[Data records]

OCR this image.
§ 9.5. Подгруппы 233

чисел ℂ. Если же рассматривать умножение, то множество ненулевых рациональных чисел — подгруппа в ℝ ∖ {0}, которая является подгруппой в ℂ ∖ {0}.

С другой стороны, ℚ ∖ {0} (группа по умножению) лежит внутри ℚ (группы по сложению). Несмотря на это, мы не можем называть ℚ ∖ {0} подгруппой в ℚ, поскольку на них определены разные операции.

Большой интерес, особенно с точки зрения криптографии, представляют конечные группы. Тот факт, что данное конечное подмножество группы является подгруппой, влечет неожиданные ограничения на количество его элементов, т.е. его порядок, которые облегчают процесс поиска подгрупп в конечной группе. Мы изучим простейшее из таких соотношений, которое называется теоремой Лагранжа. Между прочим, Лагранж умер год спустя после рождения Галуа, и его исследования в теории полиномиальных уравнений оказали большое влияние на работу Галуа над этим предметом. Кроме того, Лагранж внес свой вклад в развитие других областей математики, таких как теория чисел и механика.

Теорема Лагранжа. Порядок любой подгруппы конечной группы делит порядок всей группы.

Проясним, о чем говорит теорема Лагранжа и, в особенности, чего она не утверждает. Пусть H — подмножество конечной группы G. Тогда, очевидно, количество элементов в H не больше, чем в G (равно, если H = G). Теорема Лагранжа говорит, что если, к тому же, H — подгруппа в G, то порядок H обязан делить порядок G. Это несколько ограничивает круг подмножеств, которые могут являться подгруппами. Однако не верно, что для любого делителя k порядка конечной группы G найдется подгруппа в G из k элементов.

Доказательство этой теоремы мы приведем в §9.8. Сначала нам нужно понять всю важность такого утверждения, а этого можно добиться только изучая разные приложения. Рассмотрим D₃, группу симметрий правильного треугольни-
==
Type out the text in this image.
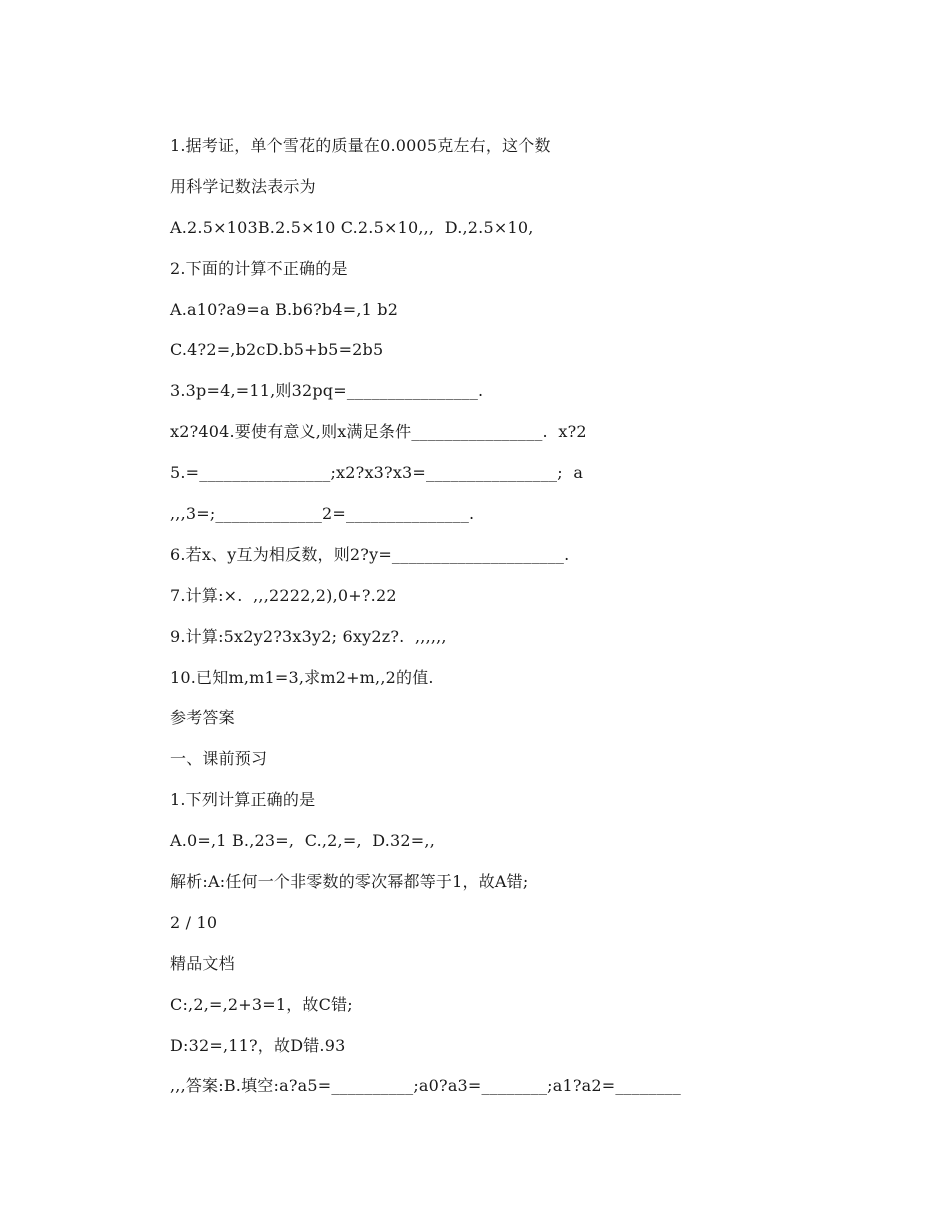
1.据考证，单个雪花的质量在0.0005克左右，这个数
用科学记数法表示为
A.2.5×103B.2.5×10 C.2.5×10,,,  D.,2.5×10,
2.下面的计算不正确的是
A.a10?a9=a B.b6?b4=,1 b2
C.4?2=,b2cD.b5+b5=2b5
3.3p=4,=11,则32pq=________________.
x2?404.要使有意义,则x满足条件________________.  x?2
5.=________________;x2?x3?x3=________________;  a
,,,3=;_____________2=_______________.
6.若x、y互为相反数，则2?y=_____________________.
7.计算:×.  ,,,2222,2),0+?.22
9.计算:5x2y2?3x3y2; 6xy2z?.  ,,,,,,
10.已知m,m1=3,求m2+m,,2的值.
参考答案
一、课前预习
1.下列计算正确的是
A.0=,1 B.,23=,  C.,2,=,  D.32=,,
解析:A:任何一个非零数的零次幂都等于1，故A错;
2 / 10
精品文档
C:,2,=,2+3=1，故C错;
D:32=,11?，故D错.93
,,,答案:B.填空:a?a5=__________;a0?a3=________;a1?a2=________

(What you are asked to do):
Where does the word "this" appear in the listing? List each line that holds it.

(Exercise response):
OCR this image.
Type out the text in this image.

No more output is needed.